INSTRUCTIONS TO FOLLOW: Return the entries below verbatim. Pictures stay out.

-- Start of MATERIAL TO PROCESS --

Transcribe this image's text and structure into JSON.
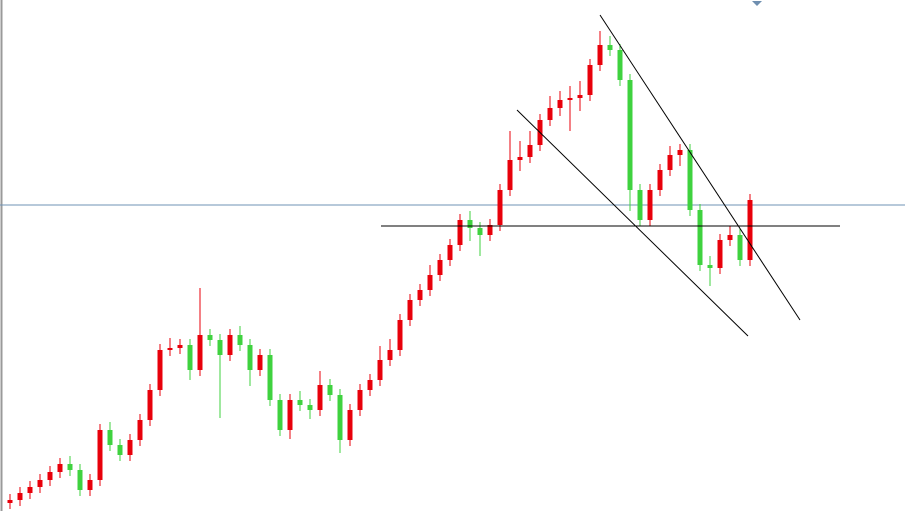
{
  "chart_data": {
    "type": "candlestick",
    "xlim": [
      -1,
      89.5
    ],
    "ylim": [
      0,
      511
    ],
    "up_color": "#e8000b",
    "down_color": "#3fd23f",
    "open": [
      8,
      11,
      18,
      24,
      31,
      39,
      47,
      41,
      21,
      31,
      81,
      66,
      56,
      71,
      91,
      121,
      161,
      163,
      166,
      141,
      176,
      171,
      156,
      176,
      166,
      141,
      156,
      111,
      81,
      111,
      106,
      101,
      126,
      116,
      71,
      101,
      121,
      131,
      151,
      161,
      191,
      211,
      221,
      236,
      251,
      266,
      291,
      283,
      276,
      286,
      321,
      351,
      354,
      366,
      391,
      403,
      411,
      413,
      416,
      446,
      466,
      461,
      431,
      321,
      291,
      321,
      341,
      356,
      361,
      301,
      246,
      243,
      271,
      276,
      251
    ],
    "high": [
      17,
      24,
      30,
      37,
      45,
      53,
      55,
      47,
      37,
      87,
      89,
      72,
      77,
      97,
      127,
      167,
      173,
      172,
      172,
      223,
      182,
      177,
      182,
      185,
      172,
      162,
      162,
      117,
      117,
      120,
      112,
      140,
      132,
      122,
      107,
      127,
      137,
      165,
      172,
      197,
      217,
      227,
      246,
      257,
      272,
      297,
      300,
      289,
      292,
      327,
      380,
      370,
      380,
      397,
      415,
      420,
      425,
      430,
      452,
      480,
      475,
      467,
      437,
      327,
      327,
      347,
      365,
      367,
      367,
      307,
      255,
      277,
      285,
      282,
      317
    ],
    "low": [
      2,
      5,
      12,
      18,
      25,
      33,
      35,
      15,
      15,
      25,
      60,
      50,
      50,
      65,
      85,
      115,
      155,
      157,
      131,
      135,
      165,
      93,
      150,
      160,
      125,
      135,
      105,
      75,
      72,
      100,
      92,
      95,
      110,
      58,
      65,
      95,
      115,
      125,
      145,
      155,
      185,
      205,
      215,
      230,
      245,
      260,
      270,
      255,
      270,
      280,
      315,
      340,
      348,
      360,
      385,
      395,
      380,
      400,
      410,
      440,
      455,
      425,
      300,
      285,
      285,
      315,
      335,
      345,
      295,
      240,
      225,
      237,
      265,
      245,
      245
    ],
    "close": [
      11,
      18,
      24,
      31,
      39,
      47,
      41,
      21,
      31,
      81,
      66,
      56,
      71,
      91,
      121,
      161,
      163,
      166,
      141,
      176,
      171,
      156,
      176,
      166,
      141,
      156,
      111,
      81,
      111,
      106,
      101,
      126,
      116,
      71,
      101,
      121,
      131,
      151,
      161,
      191,
      211,
      221,
      236,
      251,
      266,
      291,
      283,
      276,
      286,
      321,
      351,
      354,
      366,
      391,
      403,
      411,
      413,
      416,
      446,
      466,
      461,
      431,
      321,
      291,
      321,
      341,
      356,
      361,
      301,
      246,
      243,
      271,
      276,
      251,
      311
    ],
    "hlines": [
      {
        "value": 306,
        "color": "#6f93b5"
      }
    ],
    "trendlines": [
      {
        "x": [
          59,
          79
        ],
        "y": [
          496,
          191
        ],
        "color": "#000000"
      },
      {
        "x": [
          50.7,
          73.8
        ],
        "y": [
          401,
          175
        ],
        "color": "#000000"
      },
      {
        "x": [
          37.1,
          83
        ],
        "y": [
          285,
          285
        ],
        "color": "#000000"
      }
    ]
  }
}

-- End of MATERIAL TO PROCESS --

THE REPLY:
Transcribe this image's text and structure into JSON.
{
  "chart_data": {
    "type": "candlestick",
    "xlim": [
      -1,
      89.5
    ],
    "ylim": [
      0,
      511
    ],
    "up_color": "#e8000b",
    "down_color": "#3fd23f",
    "open": [
      8,
      11,
      18,
      24,
      31,
      39,
      47,
      41,
      21,
      31,
      81,
      66,
      56,
      71,
      91,
      121,
      161,
      163,
      166,
      141,
      176,
      171,
      156,
      176,
      166,
      141,
      156,
      111,
      81,
      111,
      106,
      101,
      126,
      116,
      71,
      101,
      121,
      131,
      151,
      161,
      191,
      211,
      221,
      236,
      251,
      266,
      291,
      283,
      276,
      286,
      321,
      351,
      354,
      366,
      391,
      403,
      411,
      413,
      416,
      446,
      466,
      461,
      431,
      321,
      291,
      321,
      341,
      356,
      361,
      301,
      246,
      243,
      271,
      276,
      251
    ],
    "high": [
      17,
      24,
      30,
      37,
      45,
      53,
      55,
      47,
      37,
      87,
      89,
      72,
      77,
      97,
      127,
      167,
      173,
      172,
      172,
      223,
      182,
      177,
      182,
      185,
      172,
      162,
      162,
      117,
      117,
      120,
      112,
      140,
      132,
      122,
      107,
      127,
      137,
      165,
      172,
      197,
      217,
      227,
      246,
      257,
      272,
      297,
      300,
      289,
      292,
      327,
      380,
      370,
      380,
      397,
      415,
      420,
      425,
      430,
      452,
      480,
      475,
      467,
      437,
      327,
      327,
      347,
      365,
      367,
      367,
      307,
      255,
      277,
      285,
      282,
      317
    ],
    "low": [
      2,
      5,
      12,
      18,
      25,
      33,
      35,
      15,
      15,
      25,
      60,
      50,
      50,
      65,
      85,
      115,
      155,
      157,
      131,
      135,
      165,
      93,
      150,
      160,
      125,
      135,
      105,
      75,
      72,
      100,
      92,
      95,
      110,
      58,
      65,
      95,
      115,
      125,
      145,
      155,
      185,
      205,
      215,
      230,
      245,
      260,
      270,
      255,
      270,
      280,
      315,
      340,
      348,
      360,
      385,
      395,
      380,
      400,
      410,
      440,
      455,
      425,
      300,
      285,
      285,
      315,
      335,
      345,
      295,
      240,
      225,
      237,
      265,
      245,
      245
    ],
    "close": [
      11,
      18,
      24,
      31,
      39,
      47,
      41,
      21,
      31,
      81,
      66,
      56,
      71,
      91,
      121,
      161,
      163,
      166,
      141,
      176,
      171,
      156,
      176,
      166,
      141,
      156,
      111,
      81,
      111,
      106,
      101,
      126,
      116,
      71,
      101,
      121,
      131,
      151,
      161,
      191,
      211,
      221,
      236,
      251,
      266,
      291,
      283,
      276,
      286,
      321,
      351,
      354,
      366,
      391,
      403,
      411,
      413,
      416,
      446,
      466,
      461,
      431,
      321,
      291,
      321,
      341,
      356,
      361,
      301,
      246,
      243,
      271,
      276,
      251,
      311
    ],
    "hlines": [
      {
        "value": 306,
        "color": "#6f93b5"
      }
    ],
    "trendlines": [
      {
        "x": [
          59,
          79
        ],
        "y": [
          496,
          191
        ],
        "color": "#000000"
      },
      {
        "x": [
          50.7,
          73.8
        ],
        "y": [
          401,
          175
        ],
        "color": "#000000"
      },
      {
        "x": [
          37.1,
          83
        ],
        "y": [
          285,
          285
        ],
        "color": "#000000"
      }
    ]
  }
}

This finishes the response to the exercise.